▸ AIM
Output the material below in its entirety, exactly as given.

[Start]

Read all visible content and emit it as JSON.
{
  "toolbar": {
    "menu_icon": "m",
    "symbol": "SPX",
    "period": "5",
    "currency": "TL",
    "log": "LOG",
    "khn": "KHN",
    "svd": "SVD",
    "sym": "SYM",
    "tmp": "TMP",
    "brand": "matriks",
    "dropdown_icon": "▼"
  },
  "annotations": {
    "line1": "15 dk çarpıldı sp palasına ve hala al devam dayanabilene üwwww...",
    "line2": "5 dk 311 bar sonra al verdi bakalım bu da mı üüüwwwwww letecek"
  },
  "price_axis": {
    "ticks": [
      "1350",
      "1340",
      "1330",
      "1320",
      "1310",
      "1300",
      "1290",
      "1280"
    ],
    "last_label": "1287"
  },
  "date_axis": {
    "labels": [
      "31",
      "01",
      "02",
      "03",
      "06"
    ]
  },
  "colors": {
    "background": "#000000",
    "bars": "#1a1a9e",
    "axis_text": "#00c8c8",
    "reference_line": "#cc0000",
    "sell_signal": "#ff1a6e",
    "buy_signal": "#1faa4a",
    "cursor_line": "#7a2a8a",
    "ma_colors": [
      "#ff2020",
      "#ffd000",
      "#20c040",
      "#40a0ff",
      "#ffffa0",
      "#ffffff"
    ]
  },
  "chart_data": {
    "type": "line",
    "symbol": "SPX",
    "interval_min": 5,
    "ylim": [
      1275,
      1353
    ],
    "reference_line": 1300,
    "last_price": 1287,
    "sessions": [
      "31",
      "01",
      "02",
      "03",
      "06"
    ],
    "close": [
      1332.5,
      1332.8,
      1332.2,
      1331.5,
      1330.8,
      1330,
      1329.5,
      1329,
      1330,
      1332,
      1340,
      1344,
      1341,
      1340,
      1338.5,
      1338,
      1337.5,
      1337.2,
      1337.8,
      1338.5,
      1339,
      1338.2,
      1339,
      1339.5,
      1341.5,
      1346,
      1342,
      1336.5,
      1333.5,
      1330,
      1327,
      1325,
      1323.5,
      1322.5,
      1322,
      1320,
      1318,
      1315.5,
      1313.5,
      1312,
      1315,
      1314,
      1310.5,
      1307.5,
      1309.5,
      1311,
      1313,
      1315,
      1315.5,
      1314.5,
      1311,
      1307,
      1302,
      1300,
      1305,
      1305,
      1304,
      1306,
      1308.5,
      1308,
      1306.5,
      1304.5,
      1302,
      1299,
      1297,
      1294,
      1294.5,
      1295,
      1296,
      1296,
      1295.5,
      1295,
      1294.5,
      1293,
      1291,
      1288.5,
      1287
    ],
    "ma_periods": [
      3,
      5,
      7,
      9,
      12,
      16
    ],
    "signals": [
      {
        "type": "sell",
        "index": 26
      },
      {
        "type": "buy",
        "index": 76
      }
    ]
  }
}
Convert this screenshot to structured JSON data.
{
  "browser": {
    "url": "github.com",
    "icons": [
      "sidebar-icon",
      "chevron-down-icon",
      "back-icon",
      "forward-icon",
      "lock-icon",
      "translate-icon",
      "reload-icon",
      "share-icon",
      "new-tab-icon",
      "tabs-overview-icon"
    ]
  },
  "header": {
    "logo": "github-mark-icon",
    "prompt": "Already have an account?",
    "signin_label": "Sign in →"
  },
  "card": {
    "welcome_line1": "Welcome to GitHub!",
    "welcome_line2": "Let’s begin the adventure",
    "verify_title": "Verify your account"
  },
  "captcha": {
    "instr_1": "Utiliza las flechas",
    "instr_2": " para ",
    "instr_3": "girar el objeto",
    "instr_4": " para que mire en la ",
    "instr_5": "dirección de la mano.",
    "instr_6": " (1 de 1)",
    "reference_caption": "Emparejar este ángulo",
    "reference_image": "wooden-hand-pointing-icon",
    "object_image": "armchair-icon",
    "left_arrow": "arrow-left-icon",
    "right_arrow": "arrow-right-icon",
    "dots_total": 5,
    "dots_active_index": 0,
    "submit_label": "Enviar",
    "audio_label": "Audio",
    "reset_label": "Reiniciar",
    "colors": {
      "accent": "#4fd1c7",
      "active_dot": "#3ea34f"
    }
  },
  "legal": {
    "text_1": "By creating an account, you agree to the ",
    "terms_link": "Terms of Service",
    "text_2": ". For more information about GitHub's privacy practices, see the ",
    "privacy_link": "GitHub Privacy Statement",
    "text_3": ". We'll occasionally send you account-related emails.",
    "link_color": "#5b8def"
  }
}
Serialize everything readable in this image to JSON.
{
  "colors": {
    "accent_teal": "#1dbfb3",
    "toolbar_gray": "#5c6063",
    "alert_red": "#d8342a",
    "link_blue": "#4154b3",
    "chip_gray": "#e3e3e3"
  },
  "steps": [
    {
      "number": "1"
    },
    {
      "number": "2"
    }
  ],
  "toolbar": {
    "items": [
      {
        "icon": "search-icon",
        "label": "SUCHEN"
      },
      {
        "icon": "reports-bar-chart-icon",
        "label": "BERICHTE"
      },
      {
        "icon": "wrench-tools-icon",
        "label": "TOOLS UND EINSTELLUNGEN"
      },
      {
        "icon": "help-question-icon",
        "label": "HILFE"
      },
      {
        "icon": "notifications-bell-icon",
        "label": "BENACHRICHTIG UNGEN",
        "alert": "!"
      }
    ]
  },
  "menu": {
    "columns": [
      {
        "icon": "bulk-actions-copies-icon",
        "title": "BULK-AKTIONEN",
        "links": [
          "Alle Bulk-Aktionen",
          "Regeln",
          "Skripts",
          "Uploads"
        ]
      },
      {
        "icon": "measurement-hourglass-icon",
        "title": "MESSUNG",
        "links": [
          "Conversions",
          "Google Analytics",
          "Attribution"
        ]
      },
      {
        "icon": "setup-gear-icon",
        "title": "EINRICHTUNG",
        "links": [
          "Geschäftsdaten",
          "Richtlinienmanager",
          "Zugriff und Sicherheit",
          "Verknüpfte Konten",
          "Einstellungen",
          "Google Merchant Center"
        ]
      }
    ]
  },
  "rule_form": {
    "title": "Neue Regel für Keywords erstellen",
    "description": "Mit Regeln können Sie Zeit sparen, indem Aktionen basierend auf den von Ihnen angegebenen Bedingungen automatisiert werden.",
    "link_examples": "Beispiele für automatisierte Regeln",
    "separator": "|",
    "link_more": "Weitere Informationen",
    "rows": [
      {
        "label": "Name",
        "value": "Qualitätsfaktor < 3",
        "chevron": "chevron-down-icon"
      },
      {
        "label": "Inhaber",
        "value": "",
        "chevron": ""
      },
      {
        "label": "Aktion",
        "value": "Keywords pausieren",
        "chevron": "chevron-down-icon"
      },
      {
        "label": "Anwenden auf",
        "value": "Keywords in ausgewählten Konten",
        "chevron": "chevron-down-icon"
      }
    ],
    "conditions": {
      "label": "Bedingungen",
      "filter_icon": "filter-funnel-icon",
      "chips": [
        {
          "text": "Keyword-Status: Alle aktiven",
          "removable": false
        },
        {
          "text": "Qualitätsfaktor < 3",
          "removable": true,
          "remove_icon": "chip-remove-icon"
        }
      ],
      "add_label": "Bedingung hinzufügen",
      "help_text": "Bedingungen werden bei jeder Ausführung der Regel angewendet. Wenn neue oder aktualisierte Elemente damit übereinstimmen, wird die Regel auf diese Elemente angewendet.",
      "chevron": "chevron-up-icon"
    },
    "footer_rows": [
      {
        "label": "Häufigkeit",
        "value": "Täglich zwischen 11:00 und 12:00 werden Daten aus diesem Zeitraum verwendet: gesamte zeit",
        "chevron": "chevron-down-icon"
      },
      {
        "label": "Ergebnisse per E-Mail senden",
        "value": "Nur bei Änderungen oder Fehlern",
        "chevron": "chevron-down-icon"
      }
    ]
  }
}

[End]

▸ SOLUTION TO THIS EXERCISE
Read all visible content and emit it as JSON.
{
  "toolbar": {
    "menu_icon": "m",
    "symbol": "SPX",
    "period": "5",
    "currency": "TL",
    "log": "LOG",
    "khn": "KHN",
    "svd": "SVD",
    "sym": "SYM",
    "tmp": "TMP",
    "brand": "matriks",
    "dropdown_icon": "▼"
  },
  "annotations": {
    "line1": "15 dk çarpıldı sp palasına ve hala al devam dayanabilene üwwww...",
    "line2": "5 dk 311 bar sonra al verdi bakalım bu da mı üüüwwwwww letecek"
  },
  "price_axis": {
    "ticks": [
      "1350",
      "1340",
      "1330",
      "1320",
      "1310",
      "1300",
      "1290",
      "1280"
    ],
    "last_label": "1287"
  },
  "date_axis": {
    "labels": [
      "31",
      "01",
      "02",
      "03",
      "06"
    ]
  },
  "colors": {
    "background": "#000000",
    "bars": "#1a1a9e",
    "axis_text": "#00c8c8",
    "reference_line": "#cc0000",
    "sell_signal": "#ff1a6e",
    "buy_signal": "#1faa4a",
    "cursor_line": "#7a2a8a",
    "ma_colors": [
      "#ff2020",
      "#ffd000",
      "#20c040",
      "#40a0ff",
      "#ffffa0",
      "#ffffff"
    ]
  },
  "chart_data": {
    "type": "line",
    "symbol": "SPX",
    "interval_min": 5,
    "ylim": [
      1275,
      1353
    ],
    "reference_line": 1300,
    "last_price": 1287,
    "sessions": [
      "31",
      "01",
      "02",
      "03",
      "06"
    ],
    "close": [
      1332.5,
      1332.8,
      1332.2,
      1331.5,
      1330.8,
      1330,
      1329.5,
      1329,
      1330,
      1332,
      1340,
      1344,
      1341,
      1340,
      1338.5,
      1338,
      1337.5,
      1337.2,
      1337.8,
      1338.5,
      1339,
      1338.2,
      1339,
      1339.5,
      1341.5,
      1346,
      1342,
      1336.5,
      1333.5,
      1330,
      1327,
      1325,
      1323.5,
      1322.5,
      1322,
      1320,
      1318,
      1315.5,
      1313.5,
      1312,
      1315,
      1314,
      1310.5,
      1307.5,
      1309.5,
      1311,
      1313,
      1315,
      1315.5,
      1314.5,
      1311,
      1307,
      1302,
      1300,
      1305,
      1305,
      1304,
      1306,
      1308.5,
      1308,
      1306.5,
      1304.5,
      1302,
      1299,
      1297,
      1294,
      1294.5,
      1295,
      1296,
      1296,
      1295.5,
      1295,
      1294.5,
      1293,
      1291,
      1288.5,
      1287
    ],
    "ma_periods": [
      3,
      5,
      7,
      9,
      12,
      16
    ],
    "signals": [
      {
        "type": "sell",
        "index": 26
      },
      {
        "type": "buy",
        "index": 76
      }
    ]
  }
}
Convert this screenshot to structured JSON data.
{
  "browser": {
    "url": "github.com",
    "icons": [
      "sidebar-icon",
      "chevron-down-icon",
      "back-icon",
      "forward-icon",
      "lock-icon",
      "translate-icon",
      "reload-icon",
      "share-icon",
      "new-tab-icon",
      "tabs-overview-icon"
    ]
  },
  "header": {
    "logo": "github-mark-icon",
    "prompt": "Already have an account?",
    "signin_label": "Sign in →"
  },
  "card": {
    "welcome_line1": "Welcome to GitHub!",
    "welcome_line2": "Let’s begin the adventure",
    "verify_title": "Verify your account"
  },
  "captcha": {
    "instr_1": "Utiliza las flechas",
    "instr_2": " para ",
    "instr_3": "girar el objeto",
    "instr_4": " para que mire en la ",
    "instr_5": "dirección de la mano.",
    "instr_6": " (1 de 1)",
    "reference_caption": "Emparejar este ángulo",
    "reference_image": "wooden-hand-pointing-icon",
    "object_image": "armchair-icon",
    "left_arrow": "arrow-left-icon",
    "right_arrow": "arrow-right-icon",
    "dots_total": 5,
    "dots_active_index": 0,
    "submit_label": "Enviar",
    "audio_label": "Audio",
    "reset_label": "Reiniciar",
    "colors": {
      "accent": "#4fd1c7",
      "active_dot": "#3ea34f"
    }
  },
  "legal": {
    "text_1": "By creating an account, you agree to the ",
    "terms_link": "Terms of Service",
    "text_2": ". For more information about GitHub's privacy practices, see the ",
    "privacy_link": "GitHub Privacy Statement",
    "text_3": ". We'll occasionally send you account-related emails.",
    "link_color": "#5b8def"
  }
}
Serialize everything readable in this image to JSON.
{
  "colors": {
    "accent_teal": "#1dbfb3",
    "toolbar_gray": "#5c6063",
    "alert_red": "#d8342a",
    "link_blue": "#4154b3",
    "chip_gray": "#e3e3e3"
  },
  "steps": [
    {
      "number": "1"
    },
    {
      "number": "2"
    }
  ],
  "toolbar": {
    "items": [
      {
        "icon": "search-icon",
        "label": "SUCHEN"
      },
      {
        "icon": "reports-bar-chart-icon",
        "label": "BERICHTE"
      },
      {
        "icon": "wrench-tools-icon",
        "label": "TOOLS UND EINSTELLUNGEN"
      },
      {
        "icon": "help-question-icon",
        "label": "HILFE"
      },
      {
        "icon": "notifications-bell-icon",
        "label": "BENACHRICHTIG UNGEN",
        "alert": "!"
      }
    ]
  },
  "menu": {
    "columns": [
      {
        "icon": "bulk-actions-copies-icon",
        "title": "BULK-AKTIONEN",
        "links": [
          "Alle Bulk-Aktionen",
          "Regeln",
          "Skripts",
          "Uploads"
        ]
      },
      {
        "icon": "measurement-hourglass-icon",
        "title": "MESSUNG",
        "links": [
          "Conversions",
          "Google Analytics",
          "Attribution"
        ]
      },
      {
        "icon": "setup-gear-icon",
        "title": "EINRICHTUNG",
        "links": [
          "Geschäftsdaten",
          "Richtlinienmanager",
          "Zugriff und Sicherheit",
          "Verknüpfte Konten",
          "Einstellungen",
          "Google Merchant Center"
        ]
      }
    ]
  },
  "rule_form": {
    "title": "Neue Regel für Keywords erstellen",
    "description": "Mit Regeln können Sie Zeit sparen, indem Aktionen basierend auf den von Ihnen angegebenen Bedingungen automatisiert werden.",
    "link_examples": "Beispiele für automatisierte Regeln",
    "separator": "|",
    "link_more": "Weitere Informationen",
    "rows": [
      {
        "label": "Name",
        "value": "Qualitätsfaktor < 3",
        "chevron": "chevron-down-icon"
      },
      {
        "label": "Inhaber",
        "value": "",
        "chevron": ""
      },
      {
        "label": "Aktion",
        "value": "Keywords pausieren",
        "chevron": "chevron-down-icon"
      },
      {
        "label": "Anwenden auf",
        "value": "Keywords in ausgewählten Konten",
        "chevron": "chevron-down-icon"
      }
    ],
    "conditions": {
      "label": "Bedingungen",
      "filter_icon": "filter-funnel-icon",
      "chips": [
        {
          "text": "Keyword-Status: Alle aktiven",
          "removable": false
        },
        {
          "text": "Qualitätsfaktor < 3",
          "removable": true,
          "remove_icon": "chip-remove-icon"
        }
      ],
      "add_label": "Bedingung hinzufügen",
      "help_text": "Bedingungen werden bei jeder Ausführung der Regel angewendet. Wenn neue oder aktualisierte Elemente damit übereinstimmen, wird die Regel auf diese Elemente angewendet.",
      "chevron": "chevron-up-icon"
    },
    "footer_rows": [
      {
        "label": "Häufigkeit",
        "value": "Täglich zwischen 11:00 und 12:00 werden Daten aus diesem Zeitraum verwendet: gesamte zeit",
        "chevron": "chevron-down-icon"
      },
      {
        "label": "Ergebnisse per E-Mail senden",
        "value": "Nur bei Änderungen oder Fehlern",
        "chevron": "chevron-down-icon"
      }
    ]
  }
}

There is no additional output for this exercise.